## [Input records]
◆ ◆ ◆ ◆ ◆
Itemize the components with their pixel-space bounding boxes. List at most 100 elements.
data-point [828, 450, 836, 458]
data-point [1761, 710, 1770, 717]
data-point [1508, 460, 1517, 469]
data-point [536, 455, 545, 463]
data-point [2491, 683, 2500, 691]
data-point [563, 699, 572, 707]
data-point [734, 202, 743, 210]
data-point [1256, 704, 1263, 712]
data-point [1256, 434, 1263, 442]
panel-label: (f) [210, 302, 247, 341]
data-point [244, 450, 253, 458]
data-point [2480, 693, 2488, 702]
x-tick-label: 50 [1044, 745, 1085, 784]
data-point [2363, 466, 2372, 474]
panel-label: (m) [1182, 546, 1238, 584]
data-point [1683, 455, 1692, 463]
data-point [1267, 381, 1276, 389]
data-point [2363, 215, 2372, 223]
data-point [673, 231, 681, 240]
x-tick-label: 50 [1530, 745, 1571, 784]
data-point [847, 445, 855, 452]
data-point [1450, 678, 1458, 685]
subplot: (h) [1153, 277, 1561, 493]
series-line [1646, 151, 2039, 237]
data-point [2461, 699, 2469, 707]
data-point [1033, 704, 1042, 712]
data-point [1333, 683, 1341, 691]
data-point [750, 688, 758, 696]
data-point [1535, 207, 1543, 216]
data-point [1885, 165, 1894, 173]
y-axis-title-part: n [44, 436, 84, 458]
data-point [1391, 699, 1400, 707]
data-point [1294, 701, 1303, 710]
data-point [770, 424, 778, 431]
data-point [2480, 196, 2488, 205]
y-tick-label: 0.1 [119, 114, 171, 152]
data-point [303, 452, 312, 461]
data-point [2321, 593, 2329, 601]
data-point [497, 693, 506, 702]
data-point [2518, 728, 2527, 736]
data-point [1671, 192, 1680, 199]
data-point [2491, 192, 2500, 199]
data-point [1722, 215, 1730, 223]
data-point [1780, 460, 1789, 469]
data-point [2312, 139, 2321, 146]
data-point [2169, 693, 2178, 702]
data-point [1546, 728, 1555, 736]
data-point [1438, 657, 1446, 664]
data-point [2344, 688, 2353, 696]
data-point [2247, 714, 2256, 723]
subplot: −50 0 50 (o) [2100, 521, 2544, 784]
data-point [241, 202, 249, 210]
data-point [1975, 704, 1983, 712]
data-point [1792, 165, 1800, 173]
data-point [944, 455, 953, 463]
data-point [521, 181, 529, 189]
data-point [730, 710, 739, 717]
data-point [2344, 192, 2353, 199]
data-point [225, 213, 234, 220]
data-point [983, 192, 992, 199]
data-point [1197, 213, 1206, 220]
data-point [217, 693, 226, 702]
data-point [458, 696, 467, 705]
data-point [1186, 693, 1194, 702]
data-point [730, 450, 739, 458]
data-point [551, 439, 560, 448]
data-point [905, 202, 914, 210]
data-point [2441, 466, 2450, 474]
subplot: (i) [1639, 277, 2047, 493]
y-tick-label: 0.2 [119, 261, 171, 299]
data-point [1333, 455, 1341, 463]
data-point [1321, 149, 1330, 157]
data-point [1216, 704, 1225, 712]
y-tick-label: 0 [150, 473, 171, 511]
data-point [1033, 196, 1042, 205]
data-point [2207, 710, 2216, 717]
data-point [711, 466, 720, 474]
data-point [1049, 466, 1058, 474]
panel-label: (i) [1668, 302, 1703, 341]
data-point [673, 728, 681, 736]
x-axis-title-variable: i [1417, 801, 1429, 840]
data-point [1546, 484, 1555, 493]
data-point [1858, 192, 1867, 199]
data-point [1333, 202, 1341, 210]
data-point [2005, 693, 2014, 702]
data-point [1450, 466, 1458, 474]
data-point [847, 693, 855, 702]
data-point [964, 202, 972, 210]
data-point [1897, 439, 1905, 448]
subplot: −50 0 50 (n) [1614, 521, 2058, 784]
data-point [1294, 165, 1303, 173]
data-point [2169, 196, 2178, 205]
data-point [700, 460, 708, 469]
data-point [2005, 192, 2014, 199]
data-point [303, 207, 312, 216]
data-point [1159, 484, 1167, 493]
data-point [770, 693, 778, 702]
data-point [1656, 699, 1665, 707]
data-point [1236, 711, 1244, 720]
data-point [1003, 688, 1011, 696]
◆ ◆ ◆ ◆ ◆
## [Goal]
Rewrite all of the entries above, changing every "data-point" to "point-marker" and leaving everything else the same.

## [Answer to the exercise]
Itemize the components with their pixel-space bounding boxes. List at most 100 elements.
point-marker [828, 450, 836, 458]
point-marker [1761, 710, 1770, 717]
point-marker [1508, 460, 1517, 469]
point-marker [536, 455, 545, 463]
point-marker [2491, 683, 2500, 691]
point-marker [563, 699, 572, 707]
point-marker [734, 202, 743, 210]
point-marker [1256, 704, 1263, 712]
point-marker [1256, 434, 1263, 442]
panel-label: (f) [210, 302, 247, 341]
point-marker [244, 450, 253, 458]
point-marker [2480, 693, 2488, 702]
x-tick-label: 50 [1044, 745, 1085, 784]
point-marker [2363, 466, 2372, 474]
panel-label: (m) [1182, 546, 1238, 584]
point-marker [1683, 455, 1692, 463]
point-marker [1267, 381, 1276, 389]
point-marker [2363, 215, 2372, 223]
point-marker [673, 231, 681, 240]
x-tick-label: 50 [1530, 745, 1571, 784]
point-marker [847, 445, 855, 452]
point-marker [1450, 678, 1458, 685]
subplot: (h) [1153, 277, 1561, 493]
series-line [1646, 151, 2039, 237]
point-marker [2461, 699, 2469, 707]
point-marker [1033, 704, 1042, 712]
point-marker [1333, 683, 1341, 691]
point-marker [750, 688, 758, 696]
point-marker [1535, 207, 1543, 216]
point-marker [1885, 165, 1894, 173]
y-axis-title-part: n [44, 436, 84, 458]
point-marker [1391, 699, 1400, 707]
point-marker [1294, 701, 1303, 710]
point-marker [770, 424, 778, 431]
point-marker [2480, 196, 2488, 205]
y-tick-label: 0.1 [119, 114, 171, 152]
point-marker [303, 452, 312, 461]
point-marker [2321, 593, 2329, 601]
point-marker [497, 693, 506, 702]
point-marker [2518, 728, 2527, 736]
point-marker [1671, 192, 1680, 199]
point-marker [2491, 192, 2500, 199]
point-marker [1722, 215, 1730, 223]
point-marker [1780, 460, 1789, 469]
point-marker [2312, 139, 2321, 146]
point-marker [2169, 693, 2178, 702]
point-marker [1546, 728, 1555, 736]
point-marker [1438, 657, 1446, 664]
point-marker [2344, 688, 2353, 696]
point-marker [2247, 714, 2256, 723]
subplot: −50 0 50 (o) [2100, 521, 2544, 784]
point-marker [241, 202, 249, 210]
point-marker [1975, 704, 1983, 712]
point-marker [1792, 165, 1800, 173]
point-marker [944, 455, 953, 463]
point-marker [521, 181, 529, 189]
point-marker [730, 710, 739, 717]
point-marker [2344, 192, 2353, 199]
point-marker [225, 213, 234, 220]
point-marker [983, 192, 992, 199]
point-marker [1197, 213, 1206, 220]
point-marker [217, 693, 226, 702]
point-marker [458, 696, 467, 705]
point-marker [1186, 693, 1194, 702]
point-marker [730, 450, 739, 458]
point-marker [551, 439, 560, 448]
point-marker [905, 202, 914, 210]
point-marker [2441, 466, 2450, 474]
subplot: (i) [1639, 277, 2047, 493]
y-tick-label: 0.2 [119, 261, 171, 299]
point-marker [1333, 455, 1341, 463]
point-marker [1321, 149, 1330, 157]
point-marker [1216, 704, 1225, 712]
y-tick-label: 0 [150, 473, 171, 511]
point-marker [1033, 196, 1042, 205]
point-marker [2207, 710, 2216, 717]
point-marker [711, 466, 720, 474]
point-marker [1049, 466, 1058, 474]
panel-label: (i) [1668, 302, 1703, 341]
point-marker [673, 728, 681, 736]
x-axis-title-variable: i [1417, 801, 1429, 840]
point-marker [1546, 484, 1555, 493]
point-marker [1858, 192, 1867, 199]
point-marker [1333, 202, 1341, 210]
point-marker [2005, 693, 2014, 702]
point-marker [1450, 466, 1458, 474]
point-marker [847, 693, 855, 702]
point-marker [964, 202, 972, 210]
point-marker [1897, 439, 1905, 448]
subplot: −50 0 50 (n) [1614, 521, 2058, 784]
point-marker [1294, 165, 1303, 173]
point-marker [2169, 196, 2178, 205]
point-marker [700, 460, 708, 469]
point-marker [2005, 192, 2014, 199]
point-marker [303, 207, 312, 216]
point-marker [1159, 484, 1167, 493]
point-marker [770, 693, 778, 702]
point-marker [1656, 699, 1665, 707]
point-marker [1236, 711, 1244, 720]
point-marker [1003, 688, 1011, 696]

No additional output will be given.